Page element annotations:

(begin)

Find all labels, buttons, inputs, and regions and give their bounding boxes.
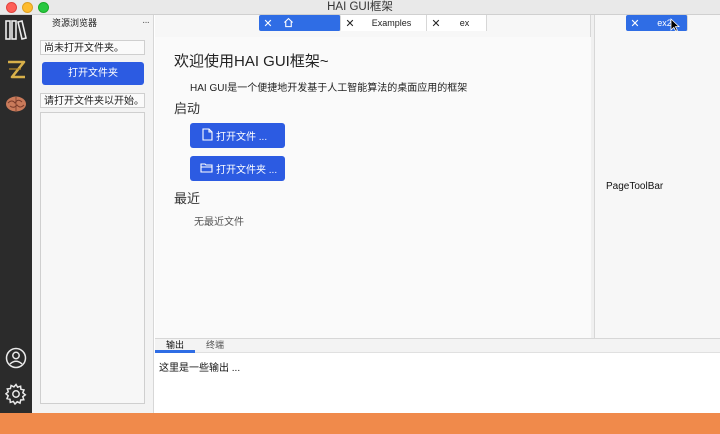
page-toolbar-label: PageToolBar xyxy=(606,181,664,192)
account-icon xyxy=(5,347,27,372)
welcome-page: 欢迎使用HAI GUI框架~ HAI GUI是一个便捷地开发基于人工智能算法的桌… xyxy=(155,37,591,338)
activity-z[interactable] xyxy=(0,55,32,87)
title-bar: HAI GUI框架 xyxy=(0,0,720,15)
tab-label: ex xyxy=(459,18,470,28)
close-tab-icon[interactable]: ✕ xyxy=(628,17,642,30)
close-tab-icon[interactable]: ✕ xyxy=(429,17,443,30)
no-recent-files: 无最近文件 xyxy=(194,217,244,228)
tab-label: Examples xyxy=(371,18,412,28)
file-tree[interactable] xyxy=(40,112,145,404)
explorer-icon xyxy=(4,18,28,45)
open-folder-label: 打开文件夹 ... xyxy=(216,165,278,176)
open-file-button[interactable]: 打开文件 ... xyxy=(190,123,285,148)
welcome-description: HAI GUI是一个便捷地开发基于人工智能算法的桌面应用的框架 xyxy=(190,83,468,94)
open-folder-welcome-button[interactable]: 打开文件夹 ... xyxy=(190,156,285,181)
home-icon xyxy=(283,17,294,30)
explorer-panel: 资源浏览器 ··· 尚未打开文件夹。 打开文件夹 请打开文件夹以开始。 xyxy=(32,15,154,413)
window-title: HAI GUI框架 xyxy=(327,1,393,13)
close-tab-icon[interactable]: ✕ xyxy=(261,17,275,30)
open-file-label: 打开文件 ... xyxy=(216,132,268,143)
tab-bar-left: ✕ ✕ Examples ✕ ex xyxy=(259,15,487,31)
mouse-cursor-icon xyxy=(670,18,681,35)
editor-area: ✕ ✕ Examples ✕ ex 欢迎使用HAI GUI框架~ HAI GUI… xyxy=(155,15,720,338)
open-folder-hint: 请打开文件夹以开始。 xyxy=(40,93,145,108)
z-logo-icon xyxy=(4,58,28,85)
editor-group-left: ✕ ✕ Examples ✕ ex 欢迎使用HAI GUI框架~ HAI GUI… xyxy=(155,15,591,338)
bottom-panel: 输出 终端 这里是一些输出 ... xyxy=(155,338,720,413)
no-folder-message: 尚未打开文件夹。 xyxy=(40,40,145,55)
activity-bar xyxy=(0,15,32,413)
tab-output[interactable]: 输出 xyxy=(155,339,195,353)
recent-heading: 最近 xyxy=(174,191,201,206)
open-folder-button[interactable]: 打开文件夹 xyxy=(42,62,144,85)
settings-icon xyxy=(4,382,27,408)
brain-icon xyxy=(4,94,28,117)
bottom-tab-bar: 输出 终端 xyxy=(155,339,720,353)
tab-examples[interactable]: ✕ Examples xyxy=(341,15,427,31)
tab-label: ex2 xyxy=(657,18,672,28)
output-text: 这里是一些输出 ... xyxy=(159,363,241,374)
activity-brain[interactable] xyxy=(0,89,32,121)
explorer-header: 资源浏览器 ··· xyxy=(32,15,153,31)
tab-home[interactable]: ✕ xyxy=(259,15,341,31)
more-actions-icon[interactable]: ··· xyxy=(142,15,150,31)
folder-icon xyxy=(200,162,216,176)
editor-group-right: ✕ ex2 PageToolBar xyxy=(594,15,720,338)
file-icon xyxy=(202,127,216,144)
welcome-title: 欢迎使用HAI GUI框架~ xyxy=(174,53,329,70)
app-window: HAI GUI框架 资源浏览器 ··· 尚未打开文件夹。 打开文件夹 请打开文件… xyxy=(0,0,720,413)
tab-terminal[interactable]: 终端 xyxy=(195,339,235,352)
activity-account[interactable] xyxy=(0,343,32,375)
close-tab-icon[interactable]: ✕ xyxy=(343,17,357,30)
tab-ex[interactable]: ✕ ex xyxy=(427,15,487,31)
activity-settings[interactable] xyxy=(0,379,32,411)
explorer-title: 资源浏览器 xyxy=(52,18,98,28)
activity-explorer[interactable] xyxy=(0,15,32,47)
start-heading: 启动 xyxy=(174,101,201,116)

(end)

Copy out every line of the entries above verbatim, without the picture placeholders.

* _RIGHT ANSWER_
Find all labels, buttons, inputs, and regions and give their bounding boxes.
page-toolbar-label: PageToolBar xyxy=(606,181,664,192)
account-icon xyxy=(5,347,27,372)
welcome-page: 欢迎使用HAI GUI框架~ HAI GUI是一个便捷地开发基于人工智能算法的桌… xyxy=(155,37,591,338)
activity-z[interactable] xyxy=(0,55,32,87)
title-bar: HAI GUI框架 xyxy=(0,0,720,15)
tab-label: ex xyxy=(459,18,470,28)
close-tab-icon[interactable]: ✕ xyxy=(628,17,642,30)
close-tab-icon[interactable]: ✕ xyxy=(429,17,443,30)
no-recent-files: 无最近文件 xyxy=(194,217,244,228)
tab-label: Examples xyxy=(371,18,412,28)
file-tree[interactable] xyxy=(40,112,145,404)
explorer-icon xyxy=(4,18,28,45)
open-folder-label: 打开文件夹 ... xyxy=(216,165,278,176)
open-file-button[interactable]: 打开文件 ... xyxy=(190,123,285,148)
welcome-description: HAI GUI是一个便捷地开发基于人工智能算法的桌面应用的框架 xyxy=(190,83,468,94)
open-folder-welcome-button[interactable]: 打开文件夹 ... xyxy=(190,156,285,181)
home-icon xyxy=(283,17,294,30)
explorer-panel: 资源浏览器 ··· 尚未打开文件夹。 打开文件夹 请打开文件夹以开始。 xyxy=(32,15,154,413)
window-title: HAI GUI框架 xyxy=(327,1,393,13)
close-tab-icon[interactable]: ✕ xyxy=(261,17,275,30)
open-file-label: 打开文件 ... xyxy=(216,132,268,143)
tab-bar-left: ✕ ✕ Examples ✕ ex xyxy=(259,15,487,31)
mouse-cursor-icon xyxy=(670,18,681,35)
editor-area: ✕ ✕ Examples ✕ ex 欢迎使用HAI GUI框架~ HAI GUI… xyxy=(155,15,720,338)
open-folder-hint: 请打开文件夹以开始。 xyxy=(40,93,145,108)
z-logo-icon xyxy=(4,58,28,85)
editor-group-left: ✕ ✕ Examples ✕ ex 欢迎使用HAI GUI框架~ HAI GUI… xyxy=(155,15,591,338)
bottom-panel: 输出 终端 这里是一些输出 ... xyxy=(155,338,720,413)
no-folder-message: 尚未打开文件夹。 xyxy=(40,40,145,55)
activity-bar xyxy=(0,15,32,413)
tab-output[interactable]: 输出 xyxy=(155,339,195,353)
recent-heading: 最近 xyxy=(174,191,201,206)
open-folder-button[interactable]: 打开文件夹 xyxy=(42,62,144,85)
settings-icon xyxy=(4,382,27,408)
brain-icon xyxy=(4,94,28,117)
bottom-tab-bar: 输出 终端 xyxy=(155,339,720,353)
tab-examples[interactable]: ✕ Examples xyxy=(341,15,427,31)
tab-label: ex2 xyxy=(657,18,672,28)
output-text: 这里是一些输出 ... xyxy=(159,363,241,374)
activity-brain[interactable] xyxy=(0,89,32,121)
explorer-header: 资源浏览器 ··· xyxy=(32,15,153,31)
tab-home[interactable]: ✕ xyxy=(259,15,341,31)
more-actions-icon[interactable]: ··· xyxy=(142,15,150,31)
folder-icon xyxy=(200,162,216,176)
editor-group-right: ✕ ex2 PageToolBar xyxy=(594,15,720,338)
file-icon xyxy=(202,127,216,144)
welcome-title: 欢迎使用HAI GUI框架~ xyxy=(174,53,329,70)
app-window: HAI GUI框架 资源浏览器 ··· 尚未打开文件夹。 打开文件夹 请打开文件… xyxy=(0,0,720,413)
tab-terminal[interactable]: 终端 xyxy=(195,339,235,352)
activity-account[interactable] xyxy=(0,343,32,375)
close-tab-icon[interactable]: ✕ xyxy=(343,17,357,30)
tab-ex[interactable]: ✕ ex xyxy=(427,15,487,31)
activity-settings[interactable] xyxy=(0,379,32,411)
explorer-title: 资源浏览器 xyxy=(52,18,98,28)
activity-explorer[interactable] xyxy=(0,15,32,47)
start-heading: 启动 xyxy=(174,101,201,116)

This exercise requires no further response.